### Task directions
Which lines below hold the word "时泰安市降水预报图"? Report each one.

Data excerpts

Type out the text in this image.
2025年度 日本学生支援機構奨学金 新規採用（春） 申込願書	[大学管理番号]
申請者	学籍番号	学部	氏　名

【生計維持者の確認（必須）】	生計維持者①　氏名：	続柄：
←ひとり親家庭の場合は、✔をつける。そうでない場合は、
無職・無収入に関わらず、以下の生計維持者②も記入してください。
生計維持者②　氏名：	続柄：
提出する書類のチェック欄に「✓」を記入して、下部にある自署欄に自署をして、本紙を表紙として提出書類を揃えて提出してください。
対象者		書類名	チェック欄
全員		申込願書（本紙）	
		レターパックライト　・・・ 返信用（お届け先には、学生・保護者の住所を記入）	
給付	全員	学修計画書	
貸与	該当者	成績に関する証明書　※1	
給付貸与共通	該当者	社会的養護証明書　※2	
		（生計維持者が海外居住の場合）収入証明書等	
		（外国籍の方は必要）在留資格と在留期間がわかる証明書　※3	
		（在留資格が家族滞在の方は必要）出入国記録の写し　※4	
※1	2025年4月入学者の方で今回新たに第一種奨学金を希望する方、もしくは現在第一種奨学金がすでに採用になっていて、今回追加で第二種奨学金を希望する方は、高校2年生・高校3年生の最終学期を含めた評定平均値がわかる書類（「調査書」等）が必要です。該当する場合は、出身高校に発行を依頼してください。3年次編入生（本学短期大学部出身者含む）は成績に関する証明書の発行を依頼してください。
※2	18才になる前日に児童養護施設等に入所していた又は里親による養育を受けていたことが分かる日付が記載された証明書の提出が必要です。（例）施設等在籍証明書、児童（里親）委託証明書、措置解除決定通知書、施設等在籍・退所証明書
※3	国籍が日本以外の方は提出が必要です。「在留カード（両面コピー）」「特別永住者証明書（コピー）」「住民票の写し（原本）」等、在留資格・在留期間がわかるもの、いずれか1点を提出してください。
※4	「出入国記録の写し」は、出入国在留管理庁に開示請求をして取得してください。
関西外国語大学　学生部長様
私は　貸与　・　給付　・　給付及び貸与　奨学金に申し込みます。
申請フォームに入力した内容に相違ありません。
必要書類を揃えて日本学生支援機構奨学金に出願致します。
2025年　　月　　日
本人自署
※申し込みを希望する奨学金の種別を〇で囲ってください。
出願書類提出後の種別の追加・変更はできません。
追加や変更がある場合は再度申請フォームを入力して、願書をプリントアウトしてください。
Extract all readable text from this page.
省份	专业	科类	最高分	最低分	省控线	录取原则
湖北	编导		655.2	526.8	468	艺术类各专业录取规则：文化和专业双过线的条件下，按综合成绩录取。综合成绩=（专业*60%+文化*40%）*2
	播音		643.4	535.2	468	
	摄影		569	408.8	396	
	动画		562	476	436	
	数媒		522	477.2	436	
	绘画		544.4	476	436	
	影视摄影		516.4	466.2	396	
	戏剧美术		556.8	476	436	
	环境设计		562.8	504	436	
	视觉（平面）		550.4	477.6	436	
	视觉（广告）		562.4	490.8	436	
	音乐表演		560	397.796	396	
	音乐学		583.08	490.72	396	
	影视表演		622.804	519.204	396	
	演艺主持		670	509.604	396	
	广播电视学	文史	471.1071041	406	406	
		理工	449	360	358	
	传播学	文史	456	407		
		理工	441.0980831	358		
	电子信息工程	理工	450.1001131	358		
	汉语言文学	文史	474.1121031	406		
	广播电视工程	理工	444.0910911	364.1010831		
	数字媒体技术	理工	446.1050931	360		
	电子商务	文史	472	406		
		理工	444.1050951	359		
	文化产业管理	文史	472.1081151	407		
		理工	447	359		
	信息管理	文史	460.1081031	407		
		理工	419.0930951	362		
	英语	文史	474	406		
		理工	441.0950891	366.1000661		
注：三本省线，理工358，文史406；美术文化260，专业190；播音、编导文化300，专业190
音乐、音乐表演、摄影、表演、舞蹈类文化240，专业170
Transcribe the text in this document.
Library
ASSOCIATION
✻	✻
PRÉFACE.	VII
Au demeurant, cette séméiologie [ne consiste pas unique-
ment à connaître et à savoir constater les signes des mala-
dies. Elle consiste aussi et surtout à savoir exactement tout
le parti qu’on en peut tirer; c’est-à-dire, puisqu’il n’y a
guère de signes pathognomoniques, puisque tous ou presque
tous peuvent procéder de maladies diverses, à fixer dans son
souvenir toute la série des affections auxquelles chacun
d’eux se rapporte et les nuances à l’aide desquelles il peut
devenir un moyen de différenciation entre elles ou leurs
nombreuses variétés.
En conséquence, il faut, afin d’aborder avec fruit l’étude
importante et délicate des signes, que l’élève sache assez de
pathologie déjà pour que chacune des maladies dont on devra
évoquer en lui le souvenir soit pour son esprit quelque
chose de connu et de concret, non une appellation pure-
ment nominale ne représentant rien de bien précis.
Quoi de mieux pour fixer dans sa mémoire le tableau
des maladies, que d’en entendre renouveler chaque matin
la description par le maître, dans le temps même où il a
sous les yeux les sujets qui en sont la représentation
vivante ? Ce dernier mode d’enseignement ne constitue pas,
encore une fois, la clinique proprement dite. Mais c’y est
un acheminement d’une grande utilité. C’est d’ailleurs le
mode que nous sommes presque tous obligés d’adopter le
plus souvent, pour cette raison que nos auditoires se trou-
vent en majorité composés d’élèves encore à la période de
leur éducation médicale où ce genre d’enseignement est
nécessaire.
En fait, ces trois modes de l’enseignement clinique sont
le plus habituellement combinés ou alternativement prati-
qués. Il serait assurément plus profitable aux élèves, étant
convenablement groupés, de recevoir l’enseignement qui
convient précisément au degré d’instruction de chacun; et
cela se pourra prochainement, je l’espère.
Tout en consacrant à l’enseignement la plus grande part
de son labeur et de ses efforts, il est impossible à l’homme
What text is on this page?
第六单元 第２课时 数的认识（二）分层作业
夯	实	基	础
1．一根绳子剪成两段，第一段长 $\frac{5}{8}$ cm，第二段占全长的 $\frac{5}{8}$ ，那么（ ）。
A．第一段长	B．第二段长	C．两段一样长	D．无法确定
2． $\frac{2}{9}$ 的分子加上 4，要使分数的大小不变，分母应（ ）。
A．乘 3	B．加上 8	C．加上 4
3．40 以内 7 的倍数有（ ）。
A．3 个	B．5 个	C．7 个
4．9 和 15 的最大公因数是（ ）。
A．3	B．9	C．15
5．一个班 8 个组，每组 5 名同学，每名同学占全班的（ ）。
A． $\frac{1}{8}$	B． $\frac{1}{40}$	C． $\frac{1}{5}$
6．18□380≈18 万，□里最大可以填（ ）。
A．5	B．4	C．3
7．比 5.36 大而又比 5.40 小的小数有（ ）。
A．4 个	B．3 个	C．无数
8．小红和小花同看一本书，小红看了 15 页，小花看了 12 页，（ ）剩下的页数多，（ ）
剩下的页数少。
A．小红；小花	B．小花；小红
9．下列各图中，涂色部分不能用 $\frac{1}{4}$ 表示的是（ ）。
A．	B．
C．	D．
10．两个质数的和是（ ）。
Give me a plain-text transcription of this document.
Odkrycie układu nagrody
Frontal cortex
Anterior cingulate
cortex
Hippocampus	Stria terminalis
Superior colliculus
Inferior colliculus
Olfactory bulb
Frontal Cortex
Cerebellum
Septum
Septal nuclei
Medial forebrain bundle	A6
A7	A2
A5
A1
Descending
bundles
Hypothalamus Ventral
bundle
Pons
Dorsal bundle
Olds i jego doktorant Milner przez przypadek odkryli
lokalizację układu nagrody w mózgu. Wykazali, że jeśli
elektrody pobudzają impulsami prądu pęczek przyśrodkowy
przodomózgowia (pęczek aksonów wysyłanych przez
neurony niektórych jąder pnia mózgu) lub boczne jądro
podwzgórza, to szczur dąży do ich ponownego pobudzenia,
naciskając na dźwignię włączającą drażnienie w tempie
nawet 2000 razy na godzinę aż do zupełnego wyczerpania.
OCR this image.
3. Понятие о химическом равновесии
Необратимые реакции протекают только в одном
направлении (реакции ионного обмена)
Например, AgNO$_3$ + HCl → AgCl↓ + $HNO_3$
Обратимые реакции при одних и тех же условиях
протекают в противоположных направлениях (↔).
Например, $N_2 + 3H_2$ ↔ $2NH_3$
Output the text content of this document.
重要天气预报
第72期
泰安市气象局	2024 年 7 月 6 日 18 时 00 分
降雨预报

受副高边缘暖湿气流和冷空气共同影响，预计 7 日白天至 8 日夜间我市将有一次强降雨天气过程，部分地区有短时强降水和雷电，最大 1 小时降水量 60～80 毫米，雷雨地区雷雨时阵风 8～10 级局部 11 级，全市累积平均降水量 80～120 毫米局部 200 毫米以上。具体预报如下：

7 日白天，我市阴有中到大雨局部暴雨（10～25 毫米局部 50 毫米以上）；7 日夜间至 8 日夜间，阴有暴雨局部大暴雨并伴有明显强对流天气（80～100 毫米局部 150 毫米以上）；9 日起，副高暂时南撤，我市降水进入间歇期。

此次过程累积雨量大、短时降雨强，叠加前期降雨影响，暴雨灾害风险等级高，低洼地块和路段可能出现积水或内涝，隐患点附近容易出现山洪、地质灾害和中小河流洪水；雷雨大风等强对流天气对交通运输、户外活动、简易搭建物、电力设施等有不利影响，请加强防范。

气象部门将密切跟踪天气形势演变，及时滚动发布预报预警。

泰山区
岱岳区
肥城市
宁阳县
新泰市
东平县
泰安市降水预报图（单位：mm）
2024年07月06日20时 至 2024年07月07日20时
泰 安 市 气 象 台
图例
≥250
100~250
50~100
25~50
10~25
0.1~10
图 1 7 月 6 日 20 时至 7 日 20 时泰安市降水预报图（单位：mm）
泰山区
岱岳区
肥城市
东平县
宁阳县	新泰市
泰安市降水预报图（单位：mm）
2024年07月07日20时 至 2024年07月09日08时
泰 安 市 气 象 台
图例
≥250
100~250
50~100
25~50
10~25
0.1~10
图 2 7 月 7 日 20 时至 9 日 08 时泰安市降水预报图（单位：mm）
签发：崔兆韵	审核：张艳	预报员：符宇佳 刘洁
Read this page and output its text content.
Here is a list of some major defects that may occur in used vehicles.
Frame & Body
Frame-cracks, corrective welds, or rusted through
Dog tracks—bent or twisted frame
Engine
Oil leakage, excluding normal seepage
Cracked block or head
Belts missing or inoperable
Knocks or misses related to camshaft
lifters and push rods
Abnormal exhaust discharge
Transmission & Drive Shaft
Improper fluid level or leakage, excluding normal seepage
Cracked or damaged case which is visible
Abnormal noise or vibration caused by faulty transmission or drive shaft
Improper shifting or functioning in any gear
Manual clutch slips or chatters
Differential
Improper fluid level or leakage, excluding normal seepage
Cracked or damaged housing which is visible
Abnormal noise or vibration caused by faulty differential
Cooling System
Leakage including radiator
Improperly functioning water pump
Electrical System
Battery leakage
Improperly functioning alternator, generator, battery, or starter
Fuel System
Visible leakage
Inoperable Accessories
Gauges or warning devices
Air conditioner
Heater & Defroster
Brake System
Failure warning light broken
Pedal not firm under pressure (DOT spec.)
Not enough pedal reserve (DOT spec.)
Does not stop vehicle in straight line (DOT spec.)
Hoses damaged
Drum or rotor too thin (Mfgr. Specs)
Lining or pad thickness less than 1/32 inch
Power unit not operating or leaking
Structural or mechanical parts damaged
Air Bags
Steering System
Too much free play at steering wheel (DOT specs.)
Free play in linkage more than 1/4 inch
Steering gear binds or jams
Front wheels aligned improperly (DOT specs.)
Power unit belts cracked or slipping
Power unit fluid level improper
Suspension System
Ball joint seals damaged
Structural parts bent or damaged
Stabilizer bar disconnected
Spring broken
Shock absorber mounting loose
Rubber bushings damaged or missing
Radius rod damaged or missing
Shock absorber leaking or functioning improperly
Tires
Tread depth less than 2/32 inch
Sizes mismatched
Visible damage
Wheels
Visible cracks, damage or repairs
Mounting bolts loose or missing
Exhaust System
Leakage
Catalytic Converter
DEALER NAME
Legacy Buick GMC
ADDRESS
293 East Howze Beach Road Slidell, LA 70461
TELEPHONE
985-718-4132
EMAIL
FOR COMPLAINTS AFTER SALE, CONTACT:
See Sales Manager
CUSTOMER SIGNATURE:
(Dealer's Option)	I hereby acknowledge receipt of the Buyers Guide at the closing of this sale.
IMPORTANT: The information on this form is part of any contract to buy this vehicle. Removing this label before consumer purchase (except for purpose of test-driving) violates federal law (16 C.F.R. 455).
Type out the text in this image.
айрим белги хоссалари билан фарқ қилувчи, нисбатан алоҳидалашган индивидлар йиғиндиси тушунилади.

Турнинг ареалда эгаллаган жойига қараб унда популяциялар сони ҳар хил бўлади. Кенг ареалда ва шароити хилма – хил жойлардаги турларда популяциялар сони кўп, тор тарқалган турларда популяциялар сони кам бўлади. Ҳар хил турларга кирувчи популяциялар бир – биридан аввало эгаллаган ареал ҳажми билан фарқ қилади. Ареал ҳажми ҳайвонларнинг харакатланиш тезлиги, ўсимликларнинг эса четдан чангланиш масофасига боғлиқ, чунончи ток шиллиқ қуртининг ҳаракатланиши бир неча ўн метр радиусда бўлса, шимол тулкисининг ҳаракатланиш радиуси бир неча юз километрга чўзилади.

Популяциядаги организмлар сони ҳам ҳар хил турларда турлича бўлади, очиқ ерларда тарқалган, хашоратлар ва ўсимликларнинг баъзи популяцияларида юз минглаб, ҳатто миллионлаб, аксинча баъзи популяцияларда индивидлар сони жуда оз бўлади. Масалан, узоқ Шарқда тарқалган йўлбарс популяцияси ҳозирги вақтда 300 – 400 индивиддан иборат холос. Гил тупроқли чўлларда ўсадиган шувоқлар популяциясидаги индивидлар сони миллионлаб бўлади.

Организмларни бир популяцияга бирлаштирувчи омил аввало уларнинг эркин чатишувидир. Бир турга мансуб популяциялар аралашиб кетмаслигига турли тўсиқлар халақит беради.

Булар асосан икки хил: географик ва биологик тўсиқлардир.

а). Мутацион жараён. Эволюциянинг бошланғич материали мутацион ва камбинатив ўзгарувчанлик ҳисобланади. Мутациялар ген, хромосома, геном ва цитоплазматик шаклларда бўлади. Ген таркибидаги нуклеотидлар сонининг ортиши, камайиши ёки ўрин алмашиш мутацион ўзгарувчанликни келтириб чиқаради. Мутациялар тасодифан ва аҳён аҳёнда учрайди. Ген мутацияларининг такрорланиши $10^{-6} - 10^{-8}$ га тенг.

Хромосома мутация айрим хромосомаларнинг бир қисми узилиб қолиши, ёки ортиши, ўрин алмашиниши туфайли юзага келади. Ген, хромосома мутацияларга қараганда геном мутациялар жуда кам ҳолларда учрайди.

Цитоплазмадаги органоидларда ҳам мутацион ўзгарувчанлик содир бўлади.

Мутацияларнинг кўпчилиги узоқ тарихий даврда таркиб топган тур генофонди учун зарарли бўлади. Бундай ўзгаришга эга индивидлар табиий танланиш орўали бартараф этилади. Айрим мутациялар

### Exercise result
图 1 7 月 6 日 20 时至 7 日 20 时泰安市降水预报图（单位：mm）
图 2 7 月 7 日 20 时至 9 日 08 时泰安市降水预报图（单位：mm）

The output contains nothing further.